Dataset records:
★ ★ ★ ★

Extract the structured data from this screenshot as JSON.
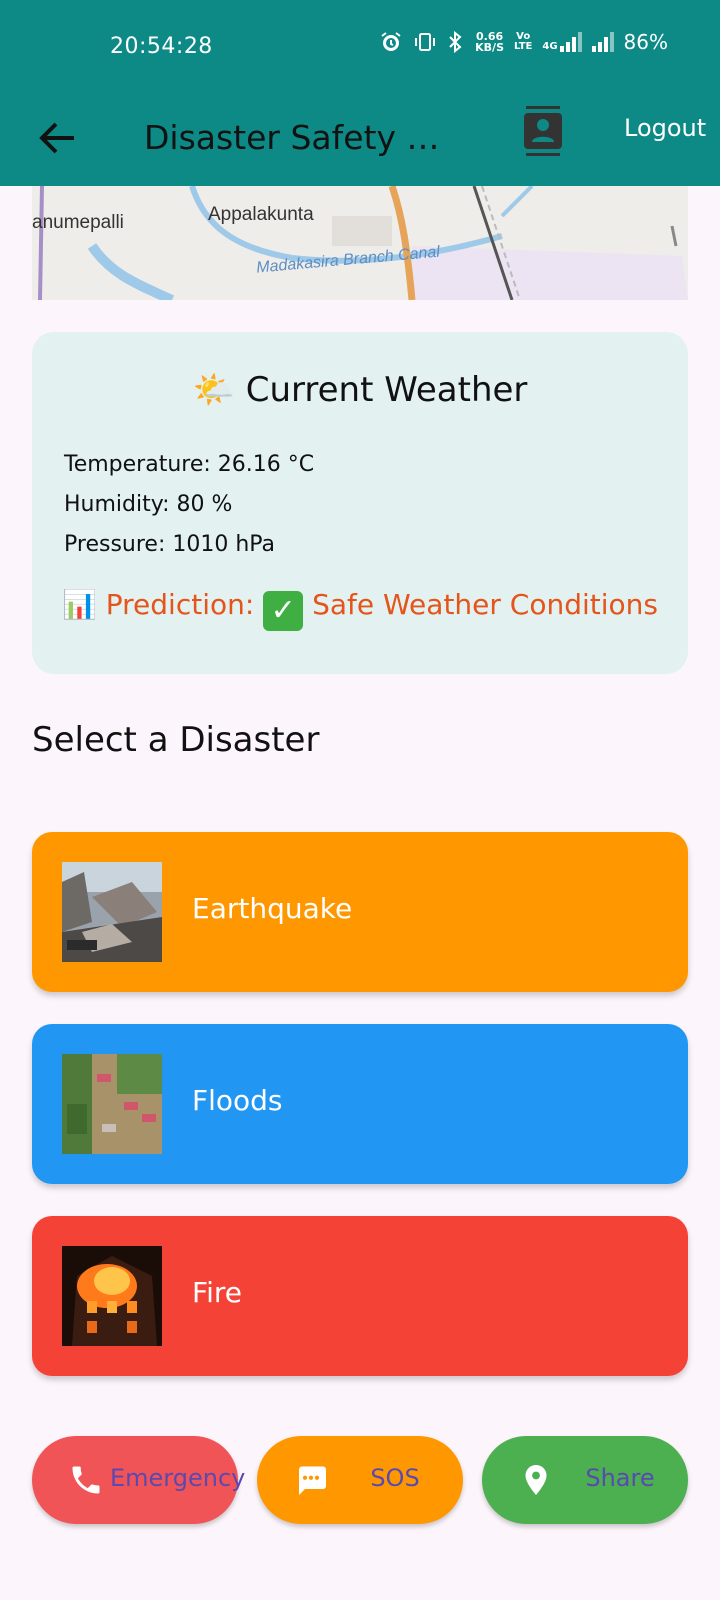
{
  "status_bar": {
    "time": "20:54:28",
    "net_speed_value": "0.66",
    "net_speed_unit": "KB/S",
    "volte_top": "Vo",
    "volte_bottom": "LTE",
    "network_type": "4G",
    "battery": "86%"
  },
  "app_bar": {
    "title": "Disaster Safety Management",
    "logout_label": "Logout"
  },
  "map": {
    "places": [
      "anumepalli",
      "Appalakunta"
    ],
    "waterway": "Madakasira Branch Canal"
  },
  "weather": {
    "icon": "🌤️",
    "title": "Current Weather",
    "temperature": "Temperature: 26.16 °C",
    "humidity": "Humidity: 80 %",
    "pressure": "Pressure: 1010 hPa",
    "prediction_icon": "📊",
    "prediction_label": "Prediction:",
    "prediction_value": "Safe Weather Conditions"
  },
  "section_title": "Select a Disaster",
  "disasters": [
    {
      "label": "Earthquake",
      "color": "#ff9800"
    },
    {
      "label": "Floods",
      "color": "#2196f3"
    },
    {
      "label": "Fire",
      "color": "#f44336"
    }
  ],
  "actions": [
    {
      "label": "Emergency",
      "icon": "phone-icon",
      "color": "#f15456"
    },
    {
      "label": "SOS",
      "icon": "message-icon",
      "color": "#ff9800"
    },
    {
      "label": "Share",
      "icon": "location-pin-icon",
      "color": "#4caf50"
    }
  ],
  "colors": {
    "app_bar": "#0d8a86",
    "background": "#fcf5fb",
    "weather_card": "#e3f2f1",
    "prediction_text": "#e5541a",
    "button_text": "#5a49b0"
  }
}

★ ★ ★ ★

**TASK REQUIREMENTS:**
Leave out the pictures, and give all the records again exactly.

**ANSWER TO THIS TASK:**
Extract the structured data from this screenshot as JSON.
{
  "status_bar": {
    "time": "20:54:28",
    "net_speed_value": "0.66",
    "net_speed_unit": "KB/S",
    "volte_top": "Vo",
    "volte_bottom": "LTE",
    "network_type": "4G",
    "battery": "86%"
  },
  "app_bar": {
    "title": "Disaster Safety Management",
    "logout_label": "Logout"
  },
  "map": {
    "places": [
      "anumepalli",
      "Appalakunta"
    ],
    "waterway": "Madakasira Branch Canal"
  },
  "weather": {
    "icon": "🌤️",
    "title": "Current Weather",
    "temperature": "Temperature: 26.16 °C",
    "humidity": "Humidity: 80 %",
    "pressure": "Pressure: 1010 hPa",
    "prediction_icon": "📊",
    "prediction_label": "Prediction:",
    "prediction_value": "Safe Weather Conditions"
  },
  "section_title": "Select a Disaster",
  "disasters": [
    {
      "label": "Earthquake",
      "color": "#ff9800"
    },
    {
      "label": "Floods",
      "color": "#2196f3"
    },
    {
      "label": "Fire",
      "color": "#f44336"
    }
  ],
  "actions": [
    {
      "label": "Emergency",
      "icon": "phone-icon",
      "color": "#f15456"
    },
    {
      "label": "SOS",
      "icon": "message-icon",
      "color": "#ff9800"
    },
    {
      "label": "Share",
      "icon": "location-pin-icon",
      "color": "#4caf50"
    }
  ],
  "colors": {
    "app_bar": "#0d8a86",
    "background": "#fcf5fb",
    "weather_card": "#e3f2f1",
    "prediction_text": "#e5541a",
    "button_text": "#5a49b0"
  }
}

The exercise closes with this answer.